-- THE RECORDS start --
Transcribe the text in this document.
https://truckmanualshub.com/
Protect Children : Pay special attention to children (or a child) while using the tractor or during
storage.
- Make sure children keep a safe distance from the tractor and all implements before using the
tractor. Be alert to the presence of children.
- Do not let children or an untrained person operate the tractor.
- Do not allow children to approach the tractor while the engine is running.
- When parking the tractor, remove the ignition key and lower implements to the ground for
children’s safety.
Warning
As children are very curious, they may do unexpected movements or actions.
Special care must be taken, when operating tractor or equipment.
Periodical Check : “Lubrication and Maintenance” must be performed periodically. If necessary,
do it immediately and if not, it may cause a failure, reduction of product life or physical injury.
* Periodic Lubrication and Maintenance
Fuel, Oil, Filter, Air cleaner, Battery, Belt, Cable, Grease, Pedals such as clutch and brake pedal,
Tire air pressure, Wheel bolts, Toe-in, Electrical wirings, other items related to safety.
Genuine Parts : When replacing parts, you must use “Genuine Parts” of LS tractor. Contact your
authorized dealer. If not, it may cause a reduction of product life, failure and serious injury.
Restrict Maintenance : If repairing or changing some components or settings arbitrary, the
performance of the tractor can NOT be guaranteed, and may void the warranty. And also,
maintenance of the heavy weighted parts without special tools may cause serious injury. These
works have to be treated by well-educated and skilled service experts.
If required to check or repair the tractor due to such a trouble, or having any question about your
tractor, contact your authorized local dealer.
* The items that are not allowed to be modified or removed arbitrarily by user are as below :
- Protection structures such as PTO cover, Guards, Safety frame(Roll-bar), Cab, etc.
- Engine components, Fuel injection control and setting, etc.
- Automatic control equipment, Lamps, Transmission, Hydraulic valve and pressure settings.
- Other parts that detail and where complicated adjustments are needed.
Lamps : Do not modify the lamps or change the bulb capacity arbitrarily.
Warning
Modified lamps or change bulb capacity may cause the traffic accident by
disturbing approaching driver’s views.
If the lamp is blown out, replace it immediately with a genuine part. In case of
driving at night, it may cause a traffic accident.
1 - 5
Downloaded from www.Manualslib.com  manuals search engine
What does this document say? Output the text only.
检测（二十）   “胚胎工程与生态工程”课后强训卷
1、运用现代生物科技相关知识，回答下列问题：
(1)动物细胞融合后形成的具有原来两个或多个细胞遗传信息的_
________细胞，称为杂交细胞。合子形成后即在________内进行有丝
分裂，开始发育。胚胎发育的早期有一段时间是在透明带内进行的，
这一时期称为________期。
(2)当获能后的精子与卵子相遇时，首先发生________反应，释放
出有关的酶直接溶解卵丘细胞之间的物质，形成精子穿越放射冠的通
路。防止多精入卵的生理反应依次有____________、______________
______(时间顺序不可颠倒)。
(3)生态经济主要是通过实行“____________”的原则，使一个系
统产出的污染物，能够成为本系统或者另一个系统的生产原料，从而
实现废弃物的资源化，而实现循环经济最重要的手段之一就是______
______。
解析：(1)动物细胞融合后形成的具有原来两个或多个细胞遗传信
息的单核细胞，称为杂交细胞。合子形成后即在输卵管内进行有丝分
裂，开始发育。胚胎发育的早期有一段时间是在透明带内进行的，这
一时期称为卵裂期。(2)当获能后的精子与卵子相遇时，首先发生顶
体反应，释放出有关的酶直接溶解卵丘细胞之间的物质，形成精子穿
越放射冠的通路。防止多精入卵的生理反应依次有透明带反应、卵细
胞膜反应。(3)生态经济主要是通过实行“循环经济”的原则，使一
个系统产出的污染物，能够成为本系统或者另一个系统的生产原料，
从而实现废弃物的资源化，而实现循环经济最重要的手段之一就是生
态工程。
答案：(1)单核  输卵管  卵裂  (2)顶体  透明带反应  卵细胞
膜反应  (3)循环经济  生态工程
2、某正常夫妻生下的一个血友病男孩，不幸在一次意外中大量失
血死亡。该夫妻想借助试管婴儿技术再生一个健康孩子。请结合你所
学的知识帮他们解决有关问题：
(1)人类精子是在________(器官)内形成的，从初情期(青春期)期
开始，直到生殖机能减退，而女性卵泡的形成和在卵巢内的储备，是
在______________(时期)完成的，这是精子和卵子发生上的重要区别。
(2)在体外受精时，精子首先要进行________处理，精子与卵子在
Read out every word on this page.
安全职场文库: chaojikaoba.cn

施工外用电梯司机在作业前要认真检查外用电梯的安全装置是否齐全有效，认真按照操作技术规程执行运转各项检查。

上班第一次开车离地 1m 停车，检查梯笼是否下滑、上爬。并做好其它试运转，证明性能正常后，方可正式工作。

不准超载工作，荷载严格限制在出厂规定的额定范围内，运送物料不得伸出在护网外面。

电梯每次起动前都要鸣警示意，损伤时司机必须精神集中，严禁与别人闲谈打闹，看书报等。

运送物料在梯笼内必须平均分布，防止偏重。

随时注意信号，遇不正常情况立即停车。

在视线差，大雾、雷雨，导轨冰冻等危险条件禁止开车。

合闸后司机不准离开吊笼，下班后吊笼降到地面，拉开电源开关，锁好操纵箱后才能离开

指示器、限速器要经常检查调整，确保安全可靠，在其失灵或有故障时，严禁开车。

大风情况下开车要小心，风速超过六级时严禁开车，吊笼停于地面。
-- THE RECORDS end --
Write out all the records above again, exactly as they stand.

Transcribe the text in this document.
https://truckmanualshub.com/
Protect Children : Pay special attention to children (or a child) while using the tractor or during
storage.
- Make sure children keep a safe distance from the tractor and all implements before using the
tractor. Be alert to the presence of children.
- Do not let children or an untrained person operate the tractor.
- Do not allow children to approach the tractor while the engine is running.
- When parking the tractor, remove the ignition key and lower implements to the ground for
children’s safety.
Warning
As children are very curious, they may do unexpected movements or actions.
Special care must be taken, when operating tractor or equipment.
Periodical Check : “Lubrication and Maintenance” must be performed periodically. If necessary,
do it immediately and if not, it may cause a failure, reduction of product life or physical injury.
* Periodic Lubrication and Maintenance
Fuel, Oil, Filter, Air cleaner, Battery, Belt, Cable, Grease, Pedals such as clutch and brake pedal,
Tire air pressure, Wheel bolts, Toe-in, Electrical wirings, other items related to safety.
Genuine Parts : When replacing parts, you must use “Genuine Parts” of LS tractor. Contact your
authorized dealer. If not, it may cause a reduction of product life, failure and serious injury.
Restrict Maintenance : If repairing or changing some components or settings arbitrary, the
performance of the tractor can NOT be guaranteed, and may void the warranty. And also,
maintenance of the heavy weighted parts without special tools may cause serious injury. These
works have to be treated by well-educated and skilled service experts.
If required to check or repair the tractor due to such a trouble, or having any question about your
tractor, contact your authorized local dealer.
* The items that are not allowed to be modified or removed arbitrarily by user are as below :
- Protection structures such as PTO cover, Guards, Safety frame(Roll-bar), Cab, etc.
- Engine components, Fuel injection control and setting, etc.
- Automatic control equipment, Lamps, Transmission, Hydraulic valve and pressure settings.
- Other parts that detail and where complicated adjustments are needed.
Lamps : Do not modify the lamps or change the bulb capacity arbitrarily.
Warning
Modified lamps or change bulb capacity may cause the traffic accident by
disturbing approaching driver’s views.
If the lamp is blown out, replace it immediately with a genuine part. In case of
driving at night, it may cause a traffic accident.
1 - 5
Downloaded from www.Manualslib.com  manuals search engine
What does this document say? Output the text only.
检测（二十）   “胚胎工程与生态工程”课后强训卷
1、运用现代生物科技相关知识，回答下列问题：
(1)动物细胞融合后形成的具有原来两个或多个细胞遗传信息的_
________细胞，称为杂交细胞。合子形成后即在________内进行有丝
分裂，开始发育。胚胎发育的早期有一段时间是在透明带内进行的，
这一时期称为________期。
(2)当获能后的精子与卵子相遇时，首先发生________反应，释放
出有关的酶直接溶解卵丘细胞之间的物质，形成精子穿越放射冠的通
路。防止多精入卵的生理反应依次有____________、______________
______(时间顺序不可颠倒)。
(3)生态经济主要是通过实行“____________”的原则，使一个系
统产出的污染物，能够成为本系统或者另一个系统的生产原料，从而
实现废弃物的资源化，而实现循环经济最重要的手段之一就是______
______。
解析：(1)动物细胞融合后形成的具有原来两个或多个细胞遗传信
息的单核细胞，称为杂交细胞。合子形成后即在输卵管内进行有丝分
裂，开始发育。胚胎发育的早期有一段时间是在透明带内进行的，这
一时期称为卵裂期。(2)当获能后的精子与卵子相遇时，首先发生顶
体反应，释放出有关的酶直接溶解卵丘细胞之间的物质，形成精子穿
越放射冠的通路。防止多精入卵的生理反应依次有透明带反应、卵细
胞膜反应。(3)生态经济主要是通过实行“循环经济”的原则，使一
个系统产出的污染物，能够成为本系统或者另一个系统的生产原料，
从而实现废弃物的资源化，而实现循环经济最重要的手段之一就是生
态工程。
答案：(1)单核  输卵管  卵裂  (2)顶体  透明带反应  卵细胞
膜反应  (3)循环经济  生态工程
2、某正常夫妻生下的一个血友病男孩，不幸在一次意外中大量失
血死亡。该夫妻想借助试管婴儿技术再生一个健康孩子。请结合你所
学的知识帮他们解决有关问题：
(1)人类精子是在________(器官)内形成的，从初情期(青春期)期
开始，直到生殖机能减退，而女性卵泡的形成和在卵巢内的储备，是
在______________(时期)完成的，这是精子和卵子发生上的重要区别。
(2)在体外受精时，精子首先要进行________处理，精子与卵子在
Read out every word on this page.
安全职场文库: chaojikaoba.cn

施工外用电梯司机在作业前要认真检查外用电梯的安全装置是否齐全有效，认真按照操作技术规程执行运转各项检查。

上班第一次开车离地 1m 停车，检查梯笼是否下滑、上爬。并做好其它试运转，证明性能正常后，方可正式工作。

不准超载工作，荷载严格限制在出厂规定的额定范围内，运送物料不得伸出在护网外面。

电梯每次起动前都要鸣警示意，损伤时司机必须精神集中，严禁与别人闲谈打闹，看书报等。

运送物料在梯笼内必须平均分布，防止偏重。

随时注意信号，遇不正常情况立即停车。

在视线差，大雾、雷雨，导轨冰冻等危险条件禁止开车。

合闸后司机不准离开吊笼，下班后吊笼降到地面，拉开电源开关，锁好操纵箱后才能离开

指示器、限速器要经常检查调整，确保安全可靠，在其失灵或有故障时，严禁开车。

大风情况下开车要小心，风速超过六级时严禁开车，吊笼停于地面。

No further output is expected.